→ **Material provided**:
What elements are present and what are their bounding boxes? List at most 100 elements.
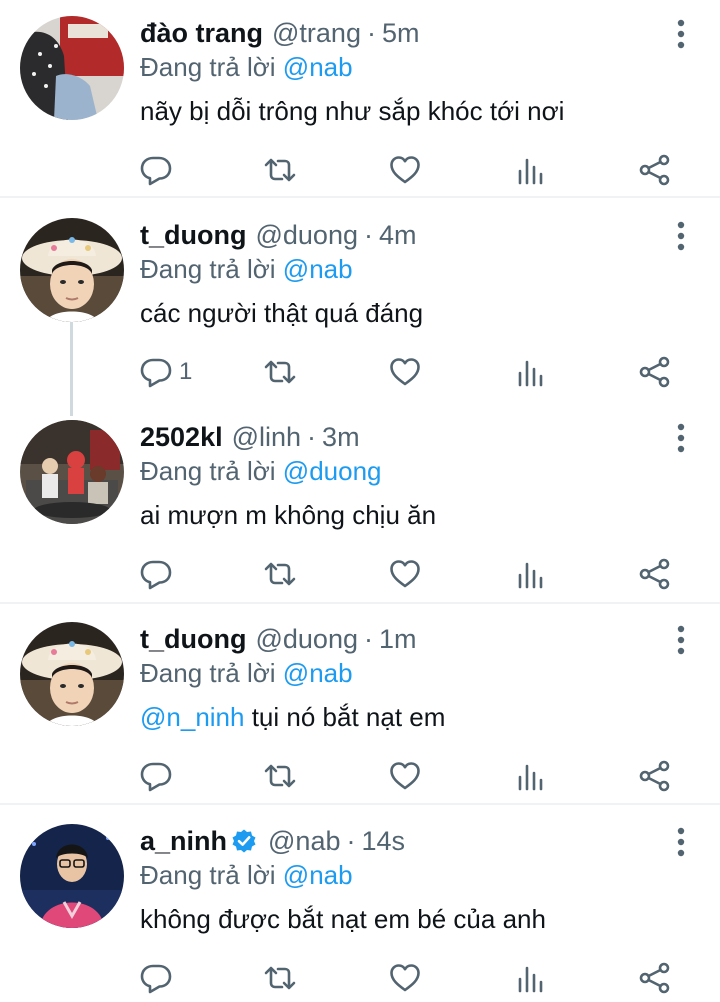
reply-button[interactable] xyxy=(139,958,173,998)
replying-to-mention[interactable]: @nab xyxy=(283,254,353,284)
tweet-text-content: không được bắt nạt em bé của anh xyxy=(140,904,546,934)
user-handle[interactable]: @duong xyxy=(255,624,358,655)
user-handle[interactable]: @linh xyxy=(232,422,301,453)
avatar[interactable] xyxy=(20,824,124,928)
like-button[interactable] xyxy=(388,958,422,998)
user-handle[interactable]: @trang xyxy=(272,18,361,49)
timestamp[interactable]: 14s xyxy=(361,826,405,857)
bar-chart-icon xyxy=(514,759,548,793)
tweet-text: không được bắt nạt em bé của anh xyxy=(140,901,546,937)
like-button[interactable] xyxy=(388,352,422,392)
display-name[interactable]: 2502kl xyxy=(140,422,223,453)
more-options-icon[interactable] xyxy=(672,826,690,858)
share-button[interactable] xyxy=(638,554,672,594)
separator-dot: · xyxy=(346,825,356,856)
avatar[interactable] xyxy=(20,16,124,120)
tweet[interactable]: đào trang @trang · 5m Đang trả lời @nab nãy b… xyxy=(0,0,720,200)
replying-to-line: Đang trả lời @nab xyxy=(140,50,353,84)
timestamp[interactable]: 4m xyxy=(379,220,417,251)
share-icon xyxy=(638,153,672,187)
replying-to-label: Đang trả lời xyxy=(140,658,276,688)
heart-icon xyxy=(388,961,422,995)
retweet-button[interactable] xyxy=(263,756,297,796)
timestamp[interactable]: 5m xyxy=(382,18,420,49)
more-options-icon[interactable] xyxy=(672,18,690,50)
replying-to-line: Đang trả lời @duong xyxy=(140,454,382,488)
analytics-button[interactable] xyxy=(514,756,548,796)
analytics-button[interactable] xyxy=(514,554,548,594)
heart-icon xyxy=(388,153,422,187)
tweet-actions xyxy=(0,554,720,594)
tweet-header: 2502kl @linh · 3m xyxy=(140,418,360,456)
tweet[interactable]: 2502kl @linh · 3m Đang trả lời @duong ai mượn… xyxy=(0,404,720,604)
replying-to-label: Đang trả lời xyxy=(140,52,276,82)
replying-to-mention[interactable]: @nab xyxy=(283,658,353,688)
separator-dot: · xyxy=(366,17,376,48)
share-icon xyxy=(638,557,672,591)
analytics-button[interactable] xyxy=(514,150,548,190)
heart-icon xyxy=(388,355,422,389)
display-name[interactable]: t_duong xyxy=(140,624,246,655)
replying-to-mention[interactable]: @duong xyxy=(283,456,382,486)
more-options-icon[interactable] xyxy=(672,624,690,656)
like-button[interactable] xyxy=(388,150,422,190)
avatar[interactable] xyxy=(20,420,124,524)
share-button[interactable] xyxy=(638,756,672,796)
like-button[interactable] xyxy=(388,554,422,594)
retweet-button[interactable] xyxy=(263,958,297,998)
user-handle[interactable]: @nab xyxy=(268,826,340,857)
tweet-text-content: các người thật quá đáng xyxy=(140,298,424,328)
display-name[interactable]: a_ninh xyxy=(140,826,227,857)
tweet-divider xyxy=(0,803,720,805)
tweet[interactable]: t_duong @duong · 4m Đang trả lời @nab các ngư… xyxy=(0,202,720,402)
display-name[interactable]: t_duong xyxy=(140,220,246,251)
retweet-button[interactable] xyxy=(263,150,297,190)
separator-dot: · xyxy=(363,623,373,654)
tweet-mention[interactable]: @n_ninh xyxy=(140,702,244,732)
thread-connector-line xyxy=(70,322,73,416)
tweet-actions xyxy=(0,756,720,796)
retweet-button[interactable] xyxy=(263,352,297,392)
heart-icon xyxy=(388,557,422,591)
bar-chart-icon xyxy=(514,355,548,389)
retweet-icon xyxy=(263,153,297,187)
reply-button[interactable] xyxy=(139,554,173,594)
reply-button[interactable]: 1 xyxy=(139,352,192,392)
replying-to-mention[interactable]: @nab xyxy=(283,52,353,82)
timestamp[interactable]: 1m xyxy=(379,624,417,655)
avatar[interactable] xyxy=(20,218,124,322)
retweet-icon xyxy=(263,961,297,995)
timestamp[interactable]: 3m xyxy=(322,422,360,453)
tweet[interactable]: a_ninh @nab · 14s Đang trả lời @nab không đượ… xyxy=(0,808,720,1002)
share-icon xyxy=(638,355,672,389)
analytics-button[interactable] xyxy=(514,352,548,392)
bar-chart-icon xyxy=(514,153,548,187)
tweet-text-content: tụi nó bắt nạt em xyxy=(244,702,446,732)
like-button[interactable] xyxy=(388,756,422,796)
retweet-icon xyxy=(263,557,297,591)
tweet[interactable]: t_duong @duong · 1m Đang trả lời @nab @n_ninh… xyxy=(0,606,720,806)
analytics-button[interactable] xyxy=(514,958,548,998)
share-icon xyxy=(638,961,672,995)
more-options-icon[interactable] xyxy=(672,422,690,454)
display-name[interactable]: đào trang xyxy=(140,18,263,49)
tweet-actions xyxy=(0,958,720,998)
tweet-header: t_duong @duong · 1m xyxy=(140,620,417,658)
reply-button[interactable] xyxy=(139,756,173,796)
reply-button[interactable] xyxy=(139,150,173,190)
tweet-text-content: ai mượn m không chịu ăn xyxy=(140,500,437,530)
share-button[interactable] xyxy=(638,150,672,190)
replying-to-mention[interactable]: @nab xyxy=(283,860,353,890)
share-button[interactable] xyxy=(638,352,672,392)
share-button[interactable] xyxy=(638,958,672,998)
tweet-header: a_ninh @nab · 14s xyxy=(140,822,405,860)
user-handle[interactable]: @duong xyxy=(255,220,358,251)
tweet-text: nãy bị dỗi trông như sắp khóc tới nơi xyxy=(140,93,564,129)
tweet-actions: 1 xyxy=(0,352,720,392)
reply-icon xyxy=(139,153,173,187)
avatar[interactable] xyxy=(20,622,124,726)
retweet-button[interactable] xyxy=(263,554,297,594)
bar-chart-icon xyxy=(514,557,548,591)
tweet-text: các người thật quá đáng xyxy=(140,295,423,331)
more-options-icon[interactable] xyxy=(672,220,690,252)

→ **What is required**:
Update these records by replacing every "share-button" with "forward-button" and keep everything else the same. Leave the pictures out.

→ **Final result**:
What elements are present and what are their bounding boxes? List at most 100 elements.
reply-button[interactable] xyxy=(139,958,173,998)
replying-to-mention[interactable]: @nab xyxy=(283,254,353,284)
tweet-text-content: không được bắt nạt em bé của anh xyxy=(140,904,546,934)
user-handle[interactable]: @duong xyxy=(255,624,358,655)
user-handle[interactable]: @linh xyxy=(232,422,301,453)
avatar[interactable] xyxy=(20,824,124,928)
like-button[interactable] xyxy=(388,958,422,998)
user-handle[interactable]: @trang xyxy=(272,18,361,49)
timestamp[interactable]: 14s xyxy=(361,826,405,857)
bar-chart-icon xyxy=(514,759,548,793)
tweet-text: không được bắt nạt em bé của anh xyxy=(140,901,546,937)
like-button[interactable] xyxy=(388,352,422,392)
display-name[interactable]: 2502kl xyxy=(140,422,223,453)
more-options-icon[interactable] xyxy=(672,826,690,858)
forward-button[interactable] xyxy=(638,554,672,594)
separator-dot: · xyxy=(346,825,356,856)
avatar[interactable] xyxy=(20,16,124,120)
tweet[interactable]: đào trang @trang · 5m Đang trả lời @nab nãy b… xyxy=(0,0,720,200)
replying-to-line: Đang trả lời @nab xyxy=(140,50,353,84)
timestamp[interactable]: 4m xyxy=(379,220,417,251)
share-icon xyxy=(638,153,672,187)
replying-to-label: Đang trả lời xyxy=(140,658,276,688)
heart-icon xyxy=(388,961,422,995)
retweet-button[interactable] xyxy=(263,756,297,796)
timestamp[interactable]: 5m xyxy=(382,18,420,49)
more-options-icon[interactable] xyxy=(672,18,690,50)
replying-to-line: Đang trả lời @duong xyxy=(140,454,382,488)
analytics-button[interactable] xyxy=(514,756,548,796)
analytics-button[interactable] xyxy=(514,554,548,594)
heart-icon xyxy=(388,153,422,187)
tweet-actions xyxy=(0,554,720,594)
tweet-header: 2502kl @linh · 3m xyxy=(140,418,360,456)
tweet[interactable]: 2502kl @linh · 3m Đang trả lời @duong ai mượn… xyxy=(0,404,720,604)
replying-to-label: Đang trả lời xyxy=(140,52,276,82)
replying-to-mention[interactable]: @nab xyxy=(283,658,353,688)
separator-dot: · xyxy=(366,17,376,48)
share-icon xyxy=(638,557,672,591)
analytics-button[interactable] xyxy=(514,150,548,190)
heart-icon xyxy=(388,355,422,389)
display-name[interactable]: t_duong xyxy=(140,624,246,655)
replying-to-mention[interactable]: @duong xyxy=(283,456,382,486)
more-options-icon[interactable] xyxy=(672,624,690,656)
like-button[interactable] xyxy=(388,150,422,190)
avatar[interactable] xyxy=(20,420,124,524)
forward-button[interactable] xyxy=(638,756,672,796)
like-button[interactable] xyxy=(388,554,422,594)
retweet-button[interactable] xyxy=(263,958,297,998)
user-handle[interactable]: @nab xyxy=(268,826,340,857)
tweet-text-content: các người thật quá đáng xyxy=(140,298,424,328)
display-name[interactable]: a_ninh xyxy=(140,826,227,857)
tweet-divider xyxy=(0,803,720,805)
tweet[interactable]: t_duong @duong · 4m Đang trả lời @nab các ngư… xyxy=(0,202,720,402)
display-name[interactable]: t_duong xyxy=(140,220,246,251)
retweet-button[interactable] xyxy=(263,150,297,190)
separator-dot: · xyxy=(363,623,373,654)
tweet-mention[interactable]: @n_ninh xyxy=(140,702,244,732)
thread-connector-line xyxy=(70,322,73,416)
tweet-actions xyxy=(0,756,720,796)
retweet-button[interactable] xyxy=(263,352,297,392)
heart-icon xyxy=(388,557,422,591)
bar-chart-icon xyxy=(514,355,548,389)
retweet-icon xyxy=(263,153,297,187)
reply-button[interactable] xyxy=(139,554,173,594)
reply-button[interactable]: 1 xyxy=(139,352,192,392)
replying-to-mention[interactable]: @nab xyxy=(283,52,353,82)
timestamp[interactable]: 1m xyxy=(379,624,417,655)
avatar[interactable] xyxy=(20,218,124,322)
retweet-icon xyxy=(263,961,297,995)
timestamp[interactable]: 3m xyxy=(322,422,360,453)
tweet[interactable]: a_ninh @nab · 14s Đang trả lời @nab không đượ… xyxy=(0,808,720,1002)
share-icon xyxy=(638,355,672,389)
analytics-button[interactable] xyxy=(514,352,548,392)
bar-chart-icon xyxy=(514,153,548,187)
tweet-text-content: tụi nó bắt nạt em xyxy=(244,702,446,732)
like-button[interactable] xyxy=(388,756,422,796)
retweet-icon xyxy=(263,557,297,591)
tweet[interactable]: t_duong @duong · 1m Đang trả lời @nab @n_ninh… xyxy=(0,606,720,806)
analytics-button[interactable] xyxy=(514,958,548,998)
share-icon xyxy=(638,961,672,995)
more-options-icon[interactable] xyxy=(672,422,690,454)
display-name[interactable]: đào trang xyxy=(140,18,263,49)
tweet-actions xyxy=(0,958,720,998)
tweet-header: t_duong @duong · 1m xyxy=(140,620,417,658)
reply-button[interactable] xyxy=(139,756,173,796)
reply-button[interactable] xyxy=(139,150,173,190)
tweet-text-content: ai mượn m không chịu ăn xyxy=(140,500,437,530)
forward-button[interactable] xyxy=(638,150,672,190)
replying-to-mention[interactable]: @nab xyxy=(283,860,353,890)
forward-button[interactable] xyxy=(638,352,672,392)
forward-button[interactable] xyxy=(638,958,672,998)
tweet-header: a_ninh @nab · 14s xyxy=(140,822,405,860)
user-handle[interactable]: @duong xyxy=(255,220,358,251)
tweet-text: nãy bị dỗi trông như sắp khóc tới nơi xyxy=(140,93,564,129)
tweet-actions: 1 xyxy=(0,352,720,392)
reply-icon xyxy=(139,153,173,187)
avatar[interactable] xyxy=(20,622,124,726)
retweet-button[interactable] xyxy=(263,554,297,594)
bar-chart-icon xyxy=(514,557,548,591)
tweet-text: các người thật quá đáng xyxy=(140,295,423,331)
more-options-icon[interactable] xyxy=(672,220,690,252)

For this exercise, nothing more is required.